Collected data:
----
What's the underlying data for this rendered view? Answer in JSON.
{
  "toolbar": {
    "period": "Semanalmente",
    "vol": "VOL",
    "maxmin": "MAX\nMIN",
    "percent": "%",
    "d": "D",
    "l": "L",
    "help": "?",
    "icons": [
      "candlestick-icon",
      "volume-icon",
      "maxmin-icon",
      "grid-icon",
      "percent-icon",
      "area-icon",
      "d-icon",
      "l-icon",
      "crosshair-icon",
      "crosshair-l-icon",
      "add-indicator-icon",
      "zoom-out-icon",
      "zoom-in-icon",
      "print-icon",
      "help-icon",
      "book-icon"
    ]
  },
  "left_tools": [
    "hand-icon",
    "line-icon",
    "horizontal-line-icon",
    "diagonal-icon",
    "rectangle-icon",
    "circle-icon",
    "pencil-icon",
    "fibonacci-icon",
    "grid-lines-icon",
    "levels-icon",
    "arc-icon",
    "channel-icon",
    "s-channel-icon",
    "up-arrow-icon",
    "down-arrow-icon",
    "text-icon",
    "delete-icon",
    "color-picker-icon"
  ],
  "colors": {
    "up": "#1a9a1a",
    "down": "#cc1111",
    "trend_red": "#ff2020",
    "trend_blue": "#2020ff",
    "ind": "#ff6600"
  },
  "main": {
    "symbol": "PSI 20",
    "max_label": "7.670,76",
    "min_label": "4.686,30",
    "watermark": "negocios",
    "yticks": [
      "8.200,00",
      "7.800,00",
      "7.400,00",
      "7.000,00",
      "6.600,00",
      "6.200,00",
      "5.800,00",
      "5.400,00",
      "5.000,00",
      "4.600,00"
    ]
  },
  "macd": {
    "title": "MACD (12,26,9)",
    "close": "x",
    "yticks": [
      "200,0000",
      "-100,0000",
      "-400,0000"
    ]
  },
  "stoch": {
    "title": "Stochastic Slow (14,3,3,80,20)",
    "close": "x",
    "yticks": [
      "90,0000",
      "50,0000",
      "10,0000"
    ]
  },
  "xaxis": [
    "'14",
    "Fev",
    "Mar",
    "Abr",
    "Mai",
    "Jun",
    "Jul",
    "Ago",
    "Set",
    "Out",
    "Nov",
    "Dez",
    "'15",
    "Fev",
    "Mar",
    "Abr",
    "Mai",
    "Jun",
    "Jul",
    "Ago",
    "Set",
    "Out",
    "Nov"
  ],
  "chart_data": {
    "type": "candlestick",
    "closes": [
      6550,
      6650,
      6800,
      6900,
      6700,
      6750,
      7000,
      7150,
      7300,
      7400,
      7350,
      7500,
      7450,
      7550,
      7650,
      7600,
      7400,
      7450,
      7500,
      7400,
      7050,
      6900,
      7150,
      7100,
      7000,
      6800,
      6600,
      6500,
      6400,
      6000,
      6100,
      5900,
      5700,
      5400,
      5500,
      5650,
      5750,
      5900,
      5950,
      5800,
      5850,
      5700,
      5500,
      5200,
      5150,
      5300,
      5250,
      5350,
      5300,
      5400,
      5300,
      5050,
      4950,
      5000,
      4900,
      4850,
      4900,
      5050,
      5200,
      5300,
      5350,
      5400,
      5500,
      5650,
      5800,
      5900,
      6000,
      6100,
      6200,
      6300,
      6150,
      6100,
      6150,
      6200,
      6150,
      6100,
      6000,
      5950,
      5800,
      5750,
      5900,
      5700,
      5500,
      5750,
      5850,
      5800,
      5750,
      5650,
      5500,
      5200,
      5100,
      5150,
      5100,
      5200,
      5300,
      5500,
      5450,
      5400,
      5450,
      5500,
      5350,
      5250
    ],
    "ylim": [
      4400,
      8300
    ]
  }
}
----
Task description: Extract every entry in the listing word for word.

Result of this exercise:
What's the underlying data for this rendered view? Answer in JSON.
{
  "toolbar": {
    "period": "Semanalmente",
    "vol": "VOL",
    "maxmin": "MAX\nMIN",
    "percent": "%",
    "d": "D",
    "l": "L",
    "help": "?",
    "icons": [
      "candlestick-icon",
      "volume-icon",
      "maxmin-icon",
      "grid-icon",
      "percent-icon",
      "area-icon",
      "d-icon",
      "l-icon",
      "crosshair-icon",
      "crosshair-l-icon",
      "add-indicator-icon",
      "zoom-out-icon",
      "zoom-in-icon",
      "print-icon",
      "help-icon",
      "book-icon"
    ]
  },
  "left_tools": [
    "hand-icon",
    "line-icon",
    "horizontal-line-icon",
    "diagonal-icon",
    "rectangle-icon",
    "circle-icon",
    "pencil-icon",
    "fibonacci-icon",
    "grid-lines-icon",
    "levels-icon",
    "arc-icon",
    "channel-icon",
    "s-channel-icon",
    "up-arrow-icon",
    "down-arrow-icon",
    "text-icon",
    "delete-icon",
    "color-picker-icon"
  ],
  "colors": {
    "up": "#1a9a1a",
    "down": "#cc1111",
    "trend_red": "#ff2020",
    "trend_blue": "#2020ff",
    "ind": "#ff6600"
  },
  "main": {
    "symbol": "PSI 20",
    "max_label": "7.670,76",
    "min_label": "4.686,30",
    "watermark": "negocios",
    "yticks": [
      "8.200,00",
      "7.800,00",
      "7.400,00",
      "7.000,00",
      "6.600,00",
      "6.200,00",
      "5.800,00",
      "5.400,00",
      "5.000,00",
      "4.600,00"
    ]
  },
  "macd": {
    "title": "MACD (12,26,9)",
    "close": "x",
    "yticks": [
      "200,0000",
      "-100,0000",
      "-400,0000"
    ]
  },
  "stoch": {
    "title": "Stochastic Slow (14,3,3,80,20)",
    "close": "x",
    "yticks": [
      "90,0000",
      "50,0000",
      "10,0000"
    ]
  },
  "xaxis": [
    "'14",
    "Fev",
    "Mar",
    "Abr",
    "Mai",
    "Jun",
    "Jul",
    "Ago",
    "Set",
    "Out",
    "Nov",
    "Dez",
    "'15",
    "Fev",
    "Mar",
    "Abr",
    "Mai",
    "Jun",
    "Jul",
    "Ago",
    "Set",
    "Out",
    "Nov"
  ],
  "chart_data": {
    "type": "candlestick",
    "closes": [
      6550,
      6650,
      6800,
      6900,
      6700,
      6750,
      7000,
      7150,
      7300,
      7400,
      7350,
      7500,
      7450,
      7550,
      7650,
      7600,
      7400,
      7450,
      7500,
      7400,
      7050,
      6900,
      7150,
      7100,
      7000,
      6800,
      6600,
      6500,
      6400,
      6000,
      6100,
      5900,
      5700,
      5400,
      5500,
      5650,
      5750,
      5900,
      5950,
      5800,
      5850,
      5700,
      5500,
      5200,
      5150,
      5300,
      5250,
      5350,
      5300,
      5400,
      5300,
      5050,
      4950,
      5000,
      4900,
      4850,
      4900,
      5050,
      5200,
      5300,
      5350,
      5400,
      5500,
      5650,
      5800,
      5900,
      6000,
      6100,
      6200,
      6300,
      6150,
      6100,
      6150,
      6200,
      6150,
      6100,
      6000,
      5950,
      5800,
      5750,
      5900,
      5700,
      5500,
      5750,
      5850,
      5800,
      5750,
      5650,
      5500,
      5200,
      5100,
      5150,
      5100,
      5200,
      5300,
      5500,
      5450,
      5400,
      5450,
      5500,
      5350,
      5250
    ],
    "ylim": [
      4400,
      8300
    ]
  }
}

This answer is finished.